_EXERCISE REQUIREMENTS_
Repeat every line below exactly, word for word.

[BEGIN LISTING]

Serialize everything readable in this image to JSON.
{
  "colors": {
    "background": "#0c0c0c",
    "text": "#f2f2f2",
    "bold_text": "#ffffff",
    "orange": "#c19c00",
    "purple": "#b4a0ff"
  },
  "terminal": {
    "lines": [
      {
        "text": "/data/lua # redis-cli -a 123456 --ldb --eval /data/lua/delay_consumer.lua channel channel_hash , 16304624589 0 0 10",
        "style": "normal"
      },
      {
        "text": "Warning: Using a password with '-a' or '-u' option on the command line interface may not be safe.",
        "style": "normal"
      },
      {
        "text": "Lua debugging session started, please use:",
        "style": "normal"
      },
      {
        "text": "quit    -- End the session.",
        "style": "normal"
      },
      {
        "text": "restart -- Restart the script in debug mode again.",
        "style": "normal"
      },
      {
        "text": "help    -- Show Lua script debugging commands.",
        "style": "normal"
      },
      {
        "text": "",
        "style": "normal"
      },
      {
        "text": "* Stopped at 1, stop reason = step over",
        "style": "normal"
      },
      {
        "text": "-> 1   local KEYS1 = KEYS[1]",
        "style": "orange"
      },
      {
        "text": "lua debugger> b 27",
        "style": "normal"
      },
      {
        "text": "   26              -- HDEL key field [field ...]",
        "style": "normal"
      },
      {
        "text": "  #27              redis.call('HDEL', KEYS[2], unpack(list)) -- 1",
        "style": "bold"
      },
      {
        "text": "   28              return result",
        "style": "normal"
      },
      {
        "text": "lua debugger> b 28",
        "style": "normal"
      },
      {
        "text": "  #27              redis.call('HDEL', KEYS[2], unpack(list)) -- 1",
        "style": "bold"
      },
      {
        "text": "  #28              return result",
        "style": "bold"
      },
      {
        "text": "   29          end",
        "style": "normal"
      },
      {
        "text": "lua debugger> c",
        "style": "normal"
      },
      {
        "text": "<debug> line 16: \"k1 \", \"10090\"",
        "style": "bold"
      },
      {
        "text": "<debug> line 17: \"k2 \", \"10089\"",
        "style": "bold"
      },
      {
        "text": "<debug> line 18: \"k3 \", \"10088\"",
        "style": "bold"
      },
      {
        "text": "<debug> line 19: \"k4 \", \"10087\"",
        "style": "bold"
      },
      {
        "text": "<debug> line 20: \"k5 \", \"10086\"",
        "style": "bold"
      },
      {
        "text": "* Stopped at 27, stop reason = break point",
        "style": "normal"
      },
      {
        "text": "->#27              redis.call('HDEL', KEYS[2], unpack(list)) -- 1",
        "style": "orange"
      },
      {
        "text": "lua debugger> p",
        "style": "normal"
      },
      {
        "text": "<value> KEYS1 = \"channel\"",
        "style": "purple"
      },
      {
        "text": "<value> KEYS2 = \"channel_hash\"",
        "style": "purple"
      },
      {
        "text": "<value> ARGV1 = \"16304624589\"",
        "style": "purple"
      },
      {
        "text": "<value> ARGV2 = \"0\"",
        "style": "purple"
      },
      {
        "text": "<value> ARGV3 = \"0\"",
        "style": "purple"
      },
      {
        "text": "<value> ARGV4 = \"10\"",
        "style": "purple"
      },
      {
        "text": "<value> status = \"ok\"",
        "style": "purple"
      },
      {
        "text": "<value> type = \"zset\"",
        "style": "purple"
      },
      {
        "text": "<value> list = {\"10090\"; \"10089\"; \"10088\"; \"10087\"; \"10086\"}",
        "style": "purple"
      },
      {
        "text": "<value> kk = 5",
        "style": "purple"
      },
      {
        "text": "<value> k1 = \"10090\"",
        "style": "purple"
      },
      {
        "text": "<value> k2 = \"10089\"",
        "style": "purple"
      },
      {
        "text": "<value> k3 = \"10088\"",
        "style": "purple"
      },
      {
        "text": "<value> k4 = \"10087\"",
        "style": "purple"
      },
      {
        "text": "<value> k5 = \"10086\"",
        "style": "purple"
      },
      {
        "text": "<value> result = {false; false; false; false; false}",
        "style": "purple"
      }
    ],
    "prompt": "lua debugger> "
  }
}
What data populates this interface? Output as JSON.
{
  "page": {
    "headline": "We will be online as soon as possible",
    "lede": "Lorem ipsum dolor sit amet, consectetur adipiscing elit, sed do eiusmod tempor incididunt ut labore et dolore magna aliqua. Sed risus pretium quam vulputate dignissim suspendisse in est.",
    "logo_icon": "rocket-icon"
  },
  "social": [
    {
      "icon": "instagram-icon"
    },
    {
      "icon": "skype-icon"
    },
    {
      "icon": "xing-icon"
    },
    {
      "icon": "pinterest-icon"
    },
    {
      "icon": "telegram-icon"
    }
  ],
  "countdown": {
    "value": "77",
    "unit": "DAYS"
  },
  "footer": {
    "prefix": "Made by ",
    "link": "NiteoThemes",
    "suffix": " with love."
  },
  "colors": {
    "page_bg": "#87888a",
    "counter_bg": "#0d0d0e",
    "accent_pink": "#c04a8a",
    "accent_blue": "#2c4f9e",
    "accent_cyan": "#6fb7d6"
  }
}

[END LISTING]

_RESPONSE FOR THIS EXERCISE_
Serialize everything readable in this image to JSON.
{
  "colors": {
    "background": "#0c0c0c",
    "text": "#f2f2f2",
    "bold_text": "#ffffff",
    "orange": "#c19c00",
    "purple": "#b4a0ff"
  },
  "terminal": {
    "lines": [
      {
        "text": "/data/lua # redis-cli -a 123456 --ldb --eval /data/lua/delay_consumer.lua channel channel_hash , 16304624589 0 0 10",
        "style": "normal"
      },
      {
        "text": "Warning: Using a password with '-a' or '-u' option on the command line interface may not be safe.",
        "style": "normal"
      },
      {
        "text": "Lua debugging session started, please use:",
        "style": "normal"
      },
      {
        "text": "quit    -- End the session.",
        "style": "normal"
      },
      {
        "text": "restart -- Restart the script in debug mode again.",
        "style": "normal"
      },
      {
        "text": "help    -- Show Lua script debugging commands.",
        "style": "normal"
      },
      {
        "text": "",
        "style": "normal"
      },
      {
        "text": "* Stopped at 1, stop reason = step over",
        "style": "normal"
      },
      {
        "text": "-> 1   local KEYS1 = KEYS[1]",
        "style": "orange"
      },
      {
        "text": "lua debugger> b 27",
        "style": "normal"
      },
      {
        "text": "   26              -- HDEL key field [field ...]",
        "style": "normal"
      },
      {
        "text": "  #27              redis.call('HDEL', KEYS[2], unpack(list)) -- 1",
        "style": "bold"
      },
      {
        "text": "   28              return result",
        "style": "normal"
      },
      {
        "text": "lua debugger> b 28",
        "style": "normal"
      },
      {
        "text": "  #27              redis.call('HDEL', KEYS[2], unpack(list)) -- 1",
        "style": "bold"
      },
      {
        "text": "  #28              return result",
        "style": "bold"
      },
      {
        "text": "   29          end",
        "style": "normal"
      },
      {
        "text": "lua debugger> c",
        "style": "normal"
      },
      {
        "text": "<debug> line 16: \"k1 \", \"10090\"",
        "style": "bold"
      },
      {
        "text": "<debug> line 17: \"k2 \", \"10089\"",
        "style": "bold"
      },
      {
        "text": "<debug> line 18: \"k3 \", \"10088\"",
        "style": "bold"
      },
      {
        "text": "<debug> line 19: \"k4 \", \"10087\"",
        "style": "bold"
      },
      {
        "text": "<debug> line 20: \"k5 \", \"10086\"",
        "style": "bold"
      },
      {
        "text": "* Stopped at 27, stop reason = break point",
        "style": "normal"
      },
      {
        "text": "->#27              redis.call('HDEL', KEYS[2], unpack(list)) -- 1",
        "style": "orange"
      },
      {
        "text": "lua debugger> p",
        "style": "normal"
      },
      {
        "text": "<value> KEYS1 = \"channel\"",
        "style": "purple"
      },
      {
        "text": "<value> KEYS2 = \"channel_hash\"",
        "style": "purple"
      },
      {
        "text": "<value> ARGV1 = \"16304624589\"",
        "style": "purple"
      },
      {
        "text": "<value> ARGV2 = \"0\"",
        "style": "purple"
      },
      {
        "text": "<value> ARGV3 = \"0\"",
        "style": "purple"
      },
      {
        "text": "<value> ARGV4 = \"10\"",
        "style": "purple"
      },
      {
        "text": "<value> status = \"ok\"",
        "style": "purple"
      },
      {
        "text": "<value> type = \"zset\"",
        "style": "purple"
      },
      {
        "text": "<value> list = {\"10090\"; \"10089\"; \"10088\"; \"10087\"; \"10086\"}",
        "style": "purple"
      },
      {
        "text": "<value> kk = 5",
        "style": "purple"
      },
      {
        "text": "<value> k1 = \"10090\"",
        "style": "purple"
      },
      {
        "text": "<value> k2 = \"10089\"",
        "style": "purple"
      },
      {
        "text": "<value> k3 = \"10088\"",
        "style": "purple"
      },
      {
        "text": "<value> k4 = \"10087\"",
        "style": "purple"
      },
      {
        "text": "<value> k5 = \"10086\"",
        "style": "purple"
      },
      {
        "text": "<value> result = {false; false; false; false; false}",
        "style": "purple"
      }
    ],
    "prompt": "lua debugger> "
  }
}
What data populates this interface? Output as JSON.
{
  "page": {
    "headline": "We will be online as soon as possible",
    "lede": "Lorem ipsum dolor sit amet, consectetur adipiscing elit, sed do eiusmod tempor incididunt ut labore et dolore magna aliqua. Sed risus pretium quam vulputate dignissim suspendisse in est.",
    "logo_icon": "rocket-icon"
  },
  "social": [
    {
      "icon": "instagram-icon"
    },
    {
      "icon": "skype-icon"
    },
    {
      "icon": "xing-icon"
    },
    {
      "icon": "pinterest-icon"
    },
    {
      "icon": "telegram-icon"
    }
  ],
  "countdown": {
    "value": "77",
    "unit": "DAYS"
  },
  "footer": {
    "prefix": "Made by ",
    "link": "NiteoThemes",
    "suffix": " with love."
  },
  "colors": {
    "page_bg": "#87888a",
    "counter_bg": "#0d0d0e",
    "accent_pink": "#c04a8a",
    "accent_blue": "#2c4f9e",
    "accent_cyan": "#6fb7d6"
  }
}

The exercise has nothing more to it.